■ **Task details**
Return each line below that contains the word "Automation", and copy every such line in full.

■ **Task material**

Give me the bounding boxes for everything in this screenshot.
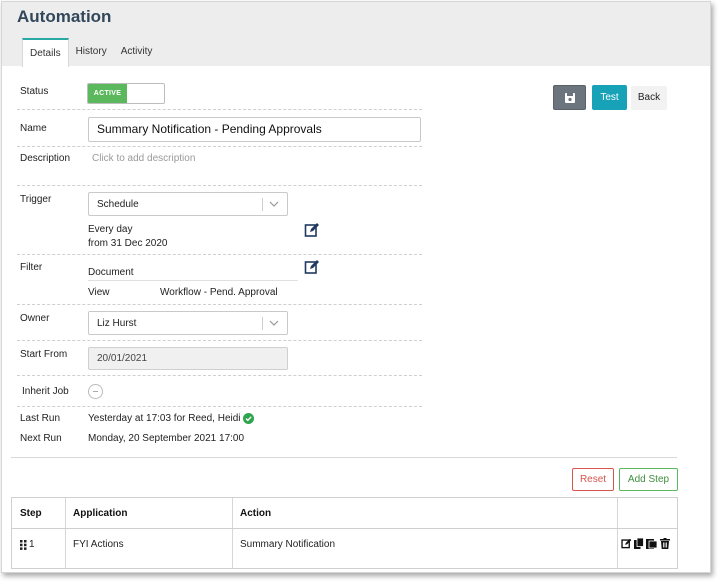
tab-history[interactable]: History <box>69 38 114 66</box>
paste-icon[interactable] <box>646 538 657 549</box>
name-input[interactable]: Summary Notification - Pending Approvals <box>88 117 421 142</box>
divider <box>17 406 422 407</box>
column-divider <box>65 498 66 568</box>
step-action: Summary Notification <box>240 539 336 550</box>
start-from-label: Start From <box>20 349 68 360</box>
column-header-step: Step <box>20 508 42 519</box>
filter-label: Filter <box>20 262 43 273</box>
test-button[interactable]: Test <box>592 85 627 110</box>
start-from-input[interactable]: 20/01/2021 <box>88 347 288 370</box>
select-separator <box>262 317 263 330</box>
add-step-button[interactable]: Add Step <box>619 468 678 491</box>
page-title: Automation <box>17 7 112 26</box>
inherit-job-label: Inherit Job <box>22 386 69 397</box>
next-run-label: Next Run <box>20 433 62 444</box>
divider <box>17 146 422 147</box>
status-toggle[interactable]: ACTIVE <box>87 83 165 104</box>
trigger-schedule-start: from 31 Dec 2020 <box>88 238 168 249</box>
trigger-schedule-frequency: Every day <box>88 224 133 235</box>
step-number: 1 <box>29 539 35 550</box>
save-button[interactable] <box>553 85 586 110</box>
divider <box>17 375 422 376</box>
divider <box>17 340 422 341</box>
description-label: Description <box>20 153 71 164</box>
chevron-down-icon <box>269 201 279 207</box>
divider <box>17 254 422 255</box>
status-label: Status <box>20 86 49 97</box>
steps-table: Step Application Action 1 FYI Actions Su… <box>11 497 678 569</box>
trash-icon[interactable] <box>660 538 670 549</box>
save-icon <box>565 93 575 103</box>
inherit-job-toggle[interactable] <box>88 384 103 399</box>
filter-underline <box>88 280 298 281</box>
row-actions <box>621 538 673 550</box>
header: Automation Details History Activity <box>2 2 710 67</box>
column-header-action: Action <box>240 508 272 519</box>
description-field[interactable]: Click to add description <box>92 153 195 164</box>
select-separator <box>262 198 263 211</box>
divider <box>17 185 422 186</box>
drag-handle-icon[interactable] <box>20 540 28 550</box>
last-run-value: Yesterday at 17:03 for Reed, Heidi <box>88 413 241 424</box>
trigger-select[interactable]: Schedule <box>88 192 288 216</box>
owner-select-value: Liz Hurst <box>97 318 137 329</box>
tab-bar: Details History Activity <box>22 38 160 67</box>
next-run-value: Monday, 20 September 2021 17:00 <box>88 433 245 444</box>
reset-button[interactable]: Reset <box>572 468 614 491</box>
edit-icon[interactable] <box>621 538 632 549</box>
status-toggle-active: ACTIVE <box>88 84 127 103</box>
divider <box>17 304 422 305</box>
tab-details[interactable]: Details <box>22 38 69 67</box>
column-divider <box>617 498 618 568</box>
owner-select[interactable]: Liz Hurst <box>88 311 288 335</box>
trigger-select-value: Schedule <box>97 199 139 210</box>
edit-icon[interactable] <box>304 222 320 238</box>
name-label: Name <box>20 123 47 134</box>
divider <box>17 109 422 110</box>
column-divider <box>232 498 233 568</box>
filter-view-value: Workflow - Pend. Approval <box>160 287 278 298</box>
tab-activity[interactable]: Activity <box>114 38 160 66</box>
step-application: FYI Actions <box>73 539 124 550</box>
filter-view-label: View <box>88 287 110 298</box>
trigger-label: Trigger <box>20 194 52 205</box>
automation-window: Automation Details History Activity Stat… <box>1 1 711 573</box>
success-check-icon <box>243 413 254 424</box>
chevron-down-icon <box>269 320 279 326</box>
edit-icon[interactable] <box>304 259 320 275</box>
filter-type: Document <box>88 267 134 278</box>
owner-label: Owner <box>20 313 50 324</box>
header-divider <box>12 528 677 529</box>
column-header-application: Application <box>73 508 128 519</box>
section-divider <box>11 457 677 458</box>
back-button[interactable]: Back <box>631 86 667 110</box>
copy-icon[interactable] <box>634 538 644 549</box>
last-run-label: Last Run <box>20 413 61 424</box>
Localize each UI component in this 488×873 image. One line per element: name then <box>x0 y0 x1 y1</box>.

■ **Exercise answer**
page-title: Automation <box>17 7 112 26</box>
header: Automation Details History Activity <box>2 2 710 67</box>
automation-window: Automation Details History Activity Stat… <box>1 1 711 573</box>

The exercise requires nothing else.